-- Task details --
Keep only the lines of the data below that contain "color", and copy them.

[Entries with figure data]
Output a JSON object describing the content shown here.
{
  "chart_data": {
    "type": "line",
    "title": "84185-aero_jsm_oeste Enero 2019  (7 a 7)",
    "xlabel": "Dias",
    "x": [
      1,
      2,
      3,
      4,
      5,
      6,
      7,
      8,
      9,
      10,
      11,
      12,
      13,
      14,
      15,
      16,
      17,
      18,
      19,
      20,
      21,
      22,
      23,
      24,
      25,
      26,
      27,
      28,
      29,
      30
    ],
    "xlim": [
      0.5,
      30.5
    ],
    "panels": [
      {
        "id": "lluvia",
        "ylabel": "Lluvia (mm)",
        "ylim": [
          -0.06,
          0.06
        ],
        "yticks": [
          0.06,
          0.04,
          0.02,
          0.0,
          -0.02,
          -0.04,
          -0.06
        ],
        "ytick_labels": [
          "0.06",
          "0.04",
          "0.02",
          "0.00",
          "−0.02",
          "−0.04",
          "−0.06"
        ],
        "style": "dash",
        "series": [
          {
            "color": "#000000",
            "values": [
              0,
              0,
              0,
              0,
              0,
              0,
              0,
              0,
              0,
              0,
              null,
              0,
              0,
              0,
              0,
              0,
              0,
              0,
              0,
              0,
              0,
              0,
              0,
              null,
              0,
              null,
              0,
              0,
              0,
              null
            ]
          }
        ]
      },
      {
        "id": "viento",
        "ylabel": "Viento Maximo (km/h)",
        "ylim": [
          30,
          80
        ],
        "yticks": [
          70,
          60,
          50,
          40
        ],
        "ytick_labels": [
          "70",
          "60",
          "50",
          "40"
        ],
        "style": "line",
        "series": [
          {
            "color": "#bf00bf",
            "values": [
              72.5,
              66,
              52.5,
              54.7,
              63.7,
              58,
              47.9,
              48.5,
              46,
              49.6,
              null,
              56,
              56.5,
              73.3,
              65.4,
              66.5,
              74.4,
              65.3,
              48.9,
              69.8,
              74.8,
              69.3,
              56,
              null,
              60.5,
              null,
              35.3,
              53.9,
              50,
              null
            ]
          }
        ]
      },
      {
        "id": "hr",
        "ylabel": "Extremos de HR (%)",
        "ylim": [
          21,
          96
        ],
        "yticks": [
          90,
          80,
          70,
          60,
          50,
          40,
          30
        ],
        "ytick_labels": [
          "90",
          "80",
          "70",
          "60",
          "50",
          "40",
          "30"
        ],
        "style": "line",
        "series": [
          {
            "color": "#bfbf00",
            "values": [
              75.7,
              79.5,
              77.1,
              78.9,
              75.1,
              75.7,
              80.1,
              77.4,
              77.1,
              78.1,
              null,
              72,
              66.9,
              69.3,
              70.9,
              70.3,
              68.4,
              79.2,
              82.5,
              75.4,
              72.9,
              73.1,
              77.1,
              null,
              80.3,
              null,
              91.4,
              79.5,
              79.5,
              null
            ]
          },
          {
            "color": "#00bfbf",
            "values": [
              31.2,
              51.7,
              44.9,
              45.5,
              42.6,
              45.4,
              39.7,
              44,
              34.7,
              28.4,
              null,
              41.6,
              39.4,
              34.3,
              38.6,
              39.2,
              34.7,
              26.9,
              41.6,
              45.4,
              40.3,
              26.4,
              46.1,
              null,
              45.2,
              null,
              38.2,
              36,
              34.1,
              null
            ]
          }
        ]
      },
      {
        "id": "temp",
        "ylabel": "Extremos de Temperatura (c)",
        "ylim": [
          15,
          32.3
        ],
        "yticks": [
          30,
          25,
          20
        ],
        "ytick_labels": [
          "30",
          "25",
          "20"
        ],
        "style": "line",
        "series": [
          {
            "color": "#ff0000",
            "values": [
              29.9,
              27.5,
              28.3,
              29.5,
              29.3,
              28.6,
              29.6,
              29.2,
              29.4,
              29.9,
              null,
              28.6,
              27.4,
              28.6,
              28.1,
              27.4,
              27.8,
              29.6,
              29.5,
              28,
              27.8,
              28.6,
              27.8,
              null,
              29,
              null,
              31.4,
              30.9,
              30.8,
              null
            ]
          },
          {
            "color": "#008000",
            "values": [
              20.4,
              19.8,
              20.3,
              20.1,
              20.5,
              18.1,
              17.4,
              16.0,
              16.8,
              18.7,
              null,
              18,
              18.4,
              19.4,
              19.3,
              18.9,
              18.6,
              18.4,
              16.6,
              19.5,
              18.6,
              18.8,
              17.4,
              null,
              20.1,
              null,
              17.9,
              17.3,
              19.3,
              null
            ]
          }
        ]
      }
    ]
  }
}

-- Task result --
            "color": "#000000",
            "color": "#bf00bf",
            "color": "#bfbf00",
            "color": "#00bfbf",
            "color": "#ff0000",
            "color": "#008000",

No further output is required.